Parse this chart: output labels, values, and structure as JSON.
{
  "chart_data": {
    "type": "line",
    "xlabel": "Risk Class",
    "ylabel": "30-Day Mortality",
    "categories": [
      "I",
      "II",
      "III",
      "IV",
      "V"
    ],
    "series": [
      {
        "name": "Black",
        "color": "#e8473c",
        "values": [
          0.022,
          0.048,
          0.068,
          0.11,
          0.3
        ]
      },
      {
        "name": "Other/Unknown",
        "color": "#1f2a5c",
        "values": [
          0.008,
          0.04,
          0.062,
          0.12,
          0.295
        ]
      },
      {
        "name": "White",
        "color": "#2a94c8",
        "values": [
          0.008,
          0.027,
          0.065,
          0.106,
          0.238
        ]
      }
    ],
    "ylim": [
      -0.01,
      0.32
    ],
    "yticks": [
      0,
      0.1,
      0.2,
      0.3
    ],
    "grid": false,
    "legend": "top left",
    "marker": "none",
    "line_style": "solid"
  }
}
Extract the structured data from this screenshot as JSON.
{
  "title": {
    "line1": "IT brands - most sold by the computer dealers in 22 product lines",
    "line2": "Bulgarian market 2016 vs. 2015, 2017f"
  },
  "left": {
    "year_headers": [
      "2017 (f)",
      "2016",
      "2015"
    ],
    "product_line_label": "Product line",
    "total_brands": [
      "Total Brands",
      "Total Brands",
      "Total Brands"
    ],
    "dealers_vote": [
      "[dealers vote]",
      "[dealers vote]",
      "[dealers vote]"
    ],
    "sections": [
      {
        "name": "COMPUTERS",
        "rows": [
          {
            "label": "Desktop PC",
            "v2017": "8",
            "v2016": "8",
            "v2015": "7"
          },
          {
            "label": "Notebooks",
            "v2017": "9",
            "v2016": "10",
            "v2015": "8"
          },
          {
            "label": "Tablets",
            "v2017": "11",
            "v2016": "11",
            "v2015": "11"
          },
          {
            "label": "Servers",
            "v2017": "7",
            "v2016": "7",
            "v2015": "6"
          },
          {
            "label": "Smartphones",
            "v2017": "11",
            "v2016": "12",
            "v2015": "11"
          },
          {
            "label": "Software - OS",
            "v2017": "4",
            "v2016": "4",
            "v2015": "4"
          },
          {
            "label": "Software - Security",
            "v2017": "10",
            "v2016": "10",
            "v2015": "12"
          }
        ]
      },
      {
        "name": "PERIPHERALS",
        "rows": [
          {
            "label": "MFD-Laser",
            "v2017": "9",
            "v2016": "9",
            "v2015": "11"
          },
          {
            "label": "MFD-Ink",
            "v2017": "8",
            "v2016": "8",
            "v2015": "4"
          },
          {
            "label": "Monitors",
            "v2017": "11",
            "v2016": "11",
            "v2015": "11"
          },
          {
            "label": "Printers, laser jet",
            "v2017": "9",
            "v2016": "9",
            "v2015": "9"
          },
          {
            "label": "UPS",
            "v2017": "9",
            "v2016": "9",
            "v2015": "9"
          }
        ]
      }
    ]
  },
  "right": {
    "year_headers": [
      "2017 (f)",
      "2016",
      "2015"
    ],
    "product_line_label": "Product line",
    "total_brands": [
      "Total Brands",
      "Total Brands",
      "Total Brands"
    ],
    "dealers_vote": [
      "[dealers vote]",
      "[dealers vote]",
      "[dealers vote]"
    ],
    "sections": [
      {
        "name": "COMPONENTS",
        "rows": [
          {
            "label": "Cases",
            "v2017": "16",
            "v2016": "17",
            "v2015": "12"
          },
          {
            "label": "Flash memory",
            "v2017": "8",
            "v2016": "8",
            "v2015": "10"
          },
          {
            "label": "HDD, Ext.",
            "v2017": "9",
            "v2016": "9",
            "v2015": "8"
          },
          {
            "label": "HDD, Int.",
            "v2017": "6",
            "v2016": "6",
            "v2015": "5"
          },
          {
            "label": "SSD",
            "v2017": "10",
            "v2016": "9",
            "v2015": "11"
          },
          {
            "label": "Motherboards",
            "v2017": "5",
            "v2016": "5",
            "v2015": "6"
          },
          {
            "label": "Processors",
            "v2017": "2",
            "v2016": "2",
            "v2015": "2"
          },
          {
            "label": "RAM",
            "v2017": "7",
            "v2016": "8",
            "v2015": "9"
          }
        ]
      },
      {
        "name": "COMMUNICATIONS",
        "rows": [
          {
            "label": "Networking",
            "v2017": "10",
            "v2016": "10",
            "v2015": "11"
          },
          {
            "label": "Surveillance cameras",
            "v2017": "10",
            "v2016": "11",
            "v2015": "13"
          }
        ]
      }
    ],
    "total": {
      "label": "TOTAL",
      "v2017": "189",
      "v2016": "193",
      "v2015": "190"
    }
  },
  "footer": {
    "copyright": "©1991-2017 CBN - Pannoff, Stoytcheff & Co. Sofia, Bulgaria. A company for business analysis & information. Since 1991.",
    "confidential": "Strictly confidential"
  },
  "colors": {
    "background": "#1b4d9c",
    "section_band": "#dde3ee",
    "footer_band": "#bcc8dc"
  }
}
:::::
**SET PROBLEM**: Single out each line of the records above with the string "Software" in it, and copy it.

**RESULT OF THE TASK**:
            "label": "Software - OS",
            "label": "Software - Security",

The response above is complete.